# Exercise directions
Below are some records; return each one exactly.

(Stored data)
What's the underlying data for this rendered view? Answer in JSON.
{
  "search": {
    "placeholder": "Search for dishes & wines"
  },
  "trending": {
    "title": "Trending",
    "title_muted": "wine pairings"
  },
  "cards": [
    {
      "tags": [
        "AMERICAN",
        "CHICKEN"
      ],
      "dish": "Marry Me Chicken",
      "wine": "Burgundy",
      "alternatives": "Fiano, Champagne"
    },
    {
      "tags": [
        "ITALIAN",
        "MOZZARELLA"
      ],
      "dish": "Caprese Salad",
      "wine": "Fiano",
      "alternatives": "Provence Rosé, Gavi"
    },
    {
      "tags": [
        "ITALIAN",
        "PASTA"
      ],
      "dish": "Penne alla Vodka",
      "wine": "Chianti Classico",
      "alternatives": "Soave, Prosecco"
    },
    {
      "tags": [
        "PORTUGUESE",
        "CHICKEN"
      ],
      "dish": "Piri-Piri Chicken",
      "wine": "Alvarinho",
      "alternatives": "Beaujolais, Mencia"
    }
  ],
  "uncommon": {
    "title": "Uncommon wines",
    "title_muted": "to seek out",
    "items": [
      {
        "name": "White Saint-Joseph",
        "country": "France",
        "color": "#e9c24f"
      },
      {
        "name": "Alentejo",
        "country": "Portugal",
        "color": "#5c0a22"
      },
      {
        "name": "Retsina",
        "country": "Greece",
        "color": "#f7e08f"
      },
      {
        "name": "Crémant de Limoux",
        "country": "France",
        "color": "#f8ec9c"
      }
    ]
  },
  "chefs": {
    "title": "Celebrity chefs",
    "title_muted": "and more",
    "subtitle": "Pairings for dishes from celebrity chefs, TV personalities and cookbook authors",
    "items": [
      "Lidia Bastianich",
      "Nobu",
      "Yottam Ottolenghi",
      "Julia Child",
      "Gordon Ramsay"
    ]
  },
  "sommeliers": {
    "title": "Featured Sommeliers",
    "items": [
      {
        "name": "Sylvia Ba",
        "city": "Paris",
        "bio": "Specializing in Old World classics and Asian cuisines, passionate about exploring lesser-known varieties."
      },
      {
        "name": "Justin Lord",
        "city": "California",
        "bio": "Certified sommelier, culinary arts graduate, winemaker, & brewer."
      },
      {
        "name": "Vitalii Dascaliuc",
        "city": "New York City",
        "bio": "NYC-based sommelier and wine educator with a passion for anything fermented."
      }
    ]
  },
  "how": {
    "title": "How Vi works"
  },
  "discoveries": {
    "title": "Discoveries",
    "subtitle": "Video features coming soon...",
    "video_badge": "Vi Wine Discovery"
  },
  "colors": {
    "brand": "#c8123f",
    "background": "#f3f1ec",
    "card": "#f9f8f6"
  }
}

# Answer for this exercise
What's the underlying data for this rendered view? Answer in JSON.
{
  "search": {
    "placeholder": "Search for dishes & wines"
  },
  "trending": {
    "title": "Trending",
    "title_muted": "wine pairings"
  },
  "cards": [
    {
      "tags": [
        "AMERICAN",
        "CHICKEN"
      ],
      "dish": "Marry Me Chicken",
      "wine": "Burgundy",
      "alternatives": "Fiano, Champagne"
    },
    {
      "tags": [
        "ITALIAN",
        "MOZZARELLA"
      ],
      "dish": "Caprese Salad",
      "wine": "Fiano",
      "alternatives": "Provence Rosé, Gavi"
    },
    {
      "tags": [
        "ITALIAN",
        "PASTA"
      ],
      "dish": "Penne alla Vodka",
      "wine": "Chianti Classico",
      "alternatives": "Soave, Prosecco"
    },
    {
      "tags": [
        "PORTUGUESE",
        "CHICKEN"
      ],
      "dish": "Piri-Piri Chicken",
      "wine": "Alvarinho",
      "alternatives": "Beaujolais, Mencia"
    }
  ],
  "uncommon": {
    "title": "Uncommon wines",
    "title_muted": "to seek out",
    "items": [
      {
        "name": "White Saint-Joseph",
        "country": "France",
        "color": "#e9c24f"
      },
      {
        "name": "Alentejo",
        "country": "Portugal",
        "color": "#5c0a22"
      },
      {
        "name": "Retsina",
        "country": "Greece",
        "color": "#f7e08f"
      },
      {
        "name": "Crémant de Limoux",
        "country": "France",
        "color": "#f8ec9c"
      }
    ]
  },
  "chefs": {
    "title": "Celebrity chefs",
    "title_muted": "and more",
    "subtitle": "Pairings for dishes from celebrity chefs, TV personalities and cookbook authors",
    "items": [
      "Lidia Bastianich",
      "Nobu",
      "Yottam Ottolenghi",
      "Julia Child",
      "Gordon Ramsay"
    ]
  },
  "sommeliers": {
    "title": "Featured Sommeliers",
    "items": [
      {
        "name": "Sylvia Ba",
        "city": "Paris",
        "bio": "Specializing in Old World classics and Asian cuisines, passionate about exploring lesser-known varieties."
      },
      {
        "name": "Justin Lord",
        "city": "California",
        "bio": "Certified sommelier, culinary arts graduate, winemaker, & brewer."
      },
      {
        "name": "Vitalii Dascaliuc",
        "city": "New York City",
        "bio": "NYC-based sommelier and wine educator with a passion for anything fermented."
      }
    ]
  },
  "how": {
    "title": "How Vi works"
  },
  "discoveries": {
    "title": "Discoveries",
    "subtitle": "Video features coming soon...",
    "video_badge": "Vi Wine Discovery"
  },
  "colors": {
    "brand": "#c8123f",
    "background": "#f3f1ec",
    "card": "#f9f8f6"
  }
}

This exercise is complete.